(Requirements)
Extract every entry word for word. Skip the pictures.

* Begin Information given *

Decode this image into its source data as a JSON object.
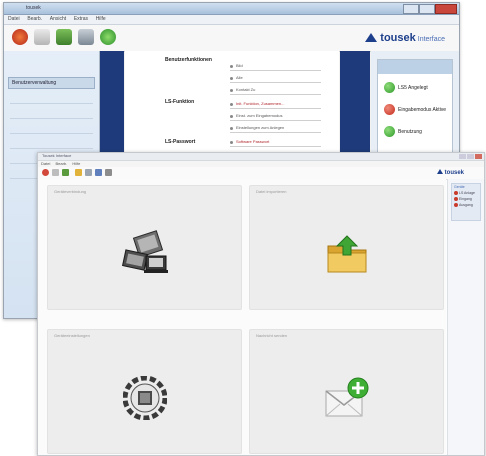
{
  "back_window": {
    "menu": [
      "Datei",
      "Bearb.",
      "Ansicht",
      "Extras",
      "Hilfe"
    ],
    "brand": {
      "name": "tousek",
      "sub": "Interface"
    },
    "center": {
      "groups": [
        "Benutzerfunktionen",
        "LS-Funktion",
        "LS-Passwort"
      ],
      "lines": [
        "Bild",
        "Alle",
        "Kontakt Zu",
        "Init. Funktion, Zusammen...",
        "Einst. zum Eingabemodus",
        "Einstellungen zum Anlegen",
        "Software Passwort"
      ]
    },
    "left_nav": "Benutzerverwaltung",
    "status": [
      {
        "label": "LS5 Angelegt",
        "color": "#2f9a2a"
      },
      {
        "label": "Eingabemodus Aktive",
        "color": "#c22b1b"
      },
      {
        "label": "Benutzung",
        "color": "#2f9a2a"
      }
    ]
  },
  "front_window": {
    "title": "Tousek Interface",
    "menu": [
      "Datei",
      "Bearb.",
      "Hilfe"
    ],
    "brand": {
      "name": "tousek"
    },
    "tiles": [
      {
        "label": "Geräteverbindung",
        "icon": "network-computers-icon"
      },
      {
        "label": "Datei importieren",
        "icon": "folder-upload-icon"
      },
      {
        "label": "Geräteeinstellungen",
        "icon": "device-dial-icon"
      },
      {
        "label": "Nachricht senden",
        "icon": "mail-add-icon"
      }
    ],
    "side": {
      "title": "Geräte",
      "items": [
        "LS Anlage",
        "Eingang",
        "Ausgang"
      ],
      "accent": "#c83a2b"
    }
  }
}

* End Information given *

(Final answer)
Decode this image into its source data as a JSON object.
{
  "back_window": {
    "menu": [
      "Datei",
      "Bearb.",
      "Ansicht",
      "Extras",
      "Hilfe"
    ],
    "brand": {
      "name": "tousek",
      "sub": "Interface"
    },
    "center": {
      "groups": [
        "Benutzerfunktionen",
        "LS-Funktion",
        "LS-Passwort"
      ],
      "lines": [
        "Bild",
        "Alle",
        "Kontakt Zu",
        "Init. Funktion, Zusammen...",
        "Einst. zum Eingabemodus",
        "Einstellungen zum Anlegen",
        "Software Passwort"
      ]
    },
    "left_nav": "Benutzerverwaltung",
    "status": [
      {
        "label": "LS5 Angelegt",
        "color": "#2f9a2a"
      },
      {
        "label": "Eingabemodus Aktive",
        "color": "#c22b1b"
      },
      {
        "label": "Benutzung",
        "color": "#2f9a2a"
      }
    ]
  },
  "front_window": {
    "title": "Tousek Interface",
    "menu": [
      "Datei",
      "Bearb.",
      "Hilfe"
    ],
    "brand": {
      "name": "tousek"
    },
    "tiles": [
      {
        "label": "Geräteverbindung",
        "icon": "network-computers-icon"
      },
      {
        "label": "Datei importieren",
        "icon": "folder-upload-icon"
      },
      {
        "label": "Geräteeinstellungen",
        "icon": "device-dial-icon"
      },
      {
        "label": "Nachricht senden",
        "icon": "mail-add-icon"
      }
    ],
    "side": {
      "title": "Geräte",
      "items": [
        "LS Anlage",
        "Eingang",
        "Ausgang"
      ],
      "accent": "#c83a2b"
    }
  }
}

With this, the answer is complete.